Data entries

------------------------------

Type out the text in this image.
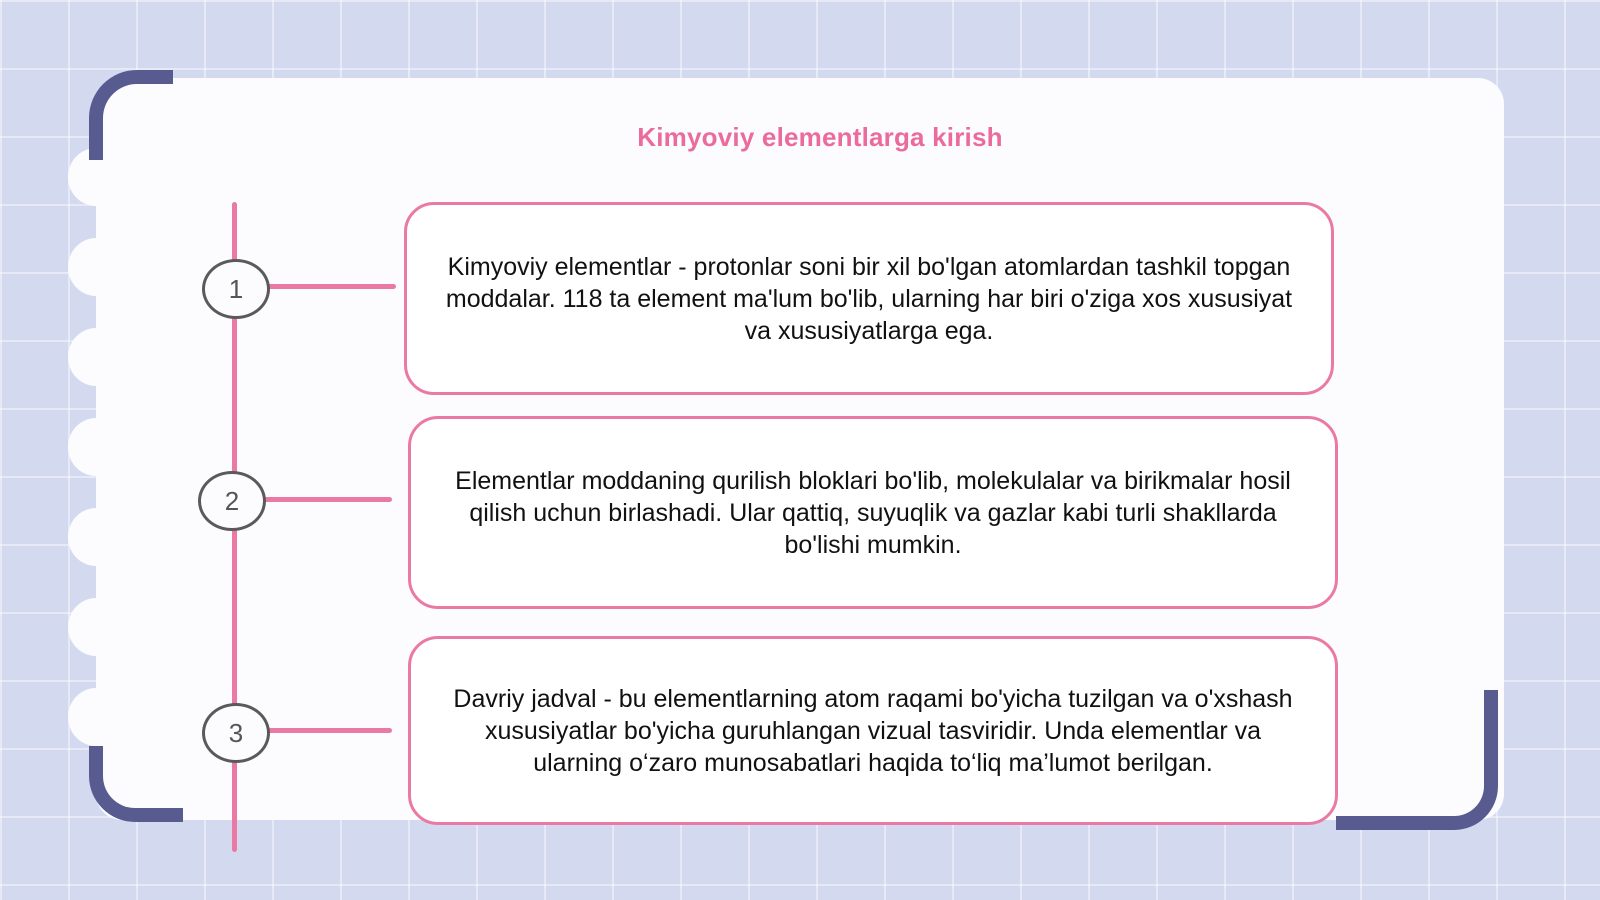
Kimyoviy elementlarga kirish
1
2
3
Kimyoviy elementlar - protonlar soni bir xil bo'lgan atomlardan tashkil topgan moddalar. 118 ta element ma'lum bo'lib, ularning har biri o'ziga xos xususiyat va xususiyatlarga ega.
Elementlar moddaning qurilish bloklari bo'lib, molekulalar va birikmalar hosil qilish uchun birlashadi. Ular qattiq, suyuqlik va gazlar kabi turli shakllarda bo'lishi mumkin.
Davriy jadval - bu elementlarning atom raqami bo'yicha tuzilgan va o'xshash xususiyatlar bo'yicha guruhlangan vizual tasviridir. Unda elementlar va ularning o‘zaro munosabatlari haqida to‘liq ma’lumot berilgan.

------------------------------

:: Task statement ::
Copy the material shown above in full and exactly. Skip the pictures.

:: Expected answer ::
Type out the text in this image.
Kimyoviy elementlarga kirish
1
2
3
Kimyoviy elementlar - protonlar soni bir xil bo'lgan atomlardan tashkil topgan moddalar. 118 ta element ma'lum bo'lib, ularning har biri o'ziga xos xususiyat va xususiyatlarga ega.
Elementlar moddaning qurilish bloklari bo'lib, molekulalar va birikmalar hosil qilish uchun birlashadi. Ular qattiq, suyuqlik va gazlar kabi turli shakllarda bo'lishi mumkin.
Davriy jadval - bu elementlarning atom raqami bo'yicha tuzilgan va o'xshash xususiyatlar bo'yicha guruhlangan vizual tasviridir. Unda elementlar va ularning o‘zaro munosabatlari haqida to‘liq ma’lumot berilgan.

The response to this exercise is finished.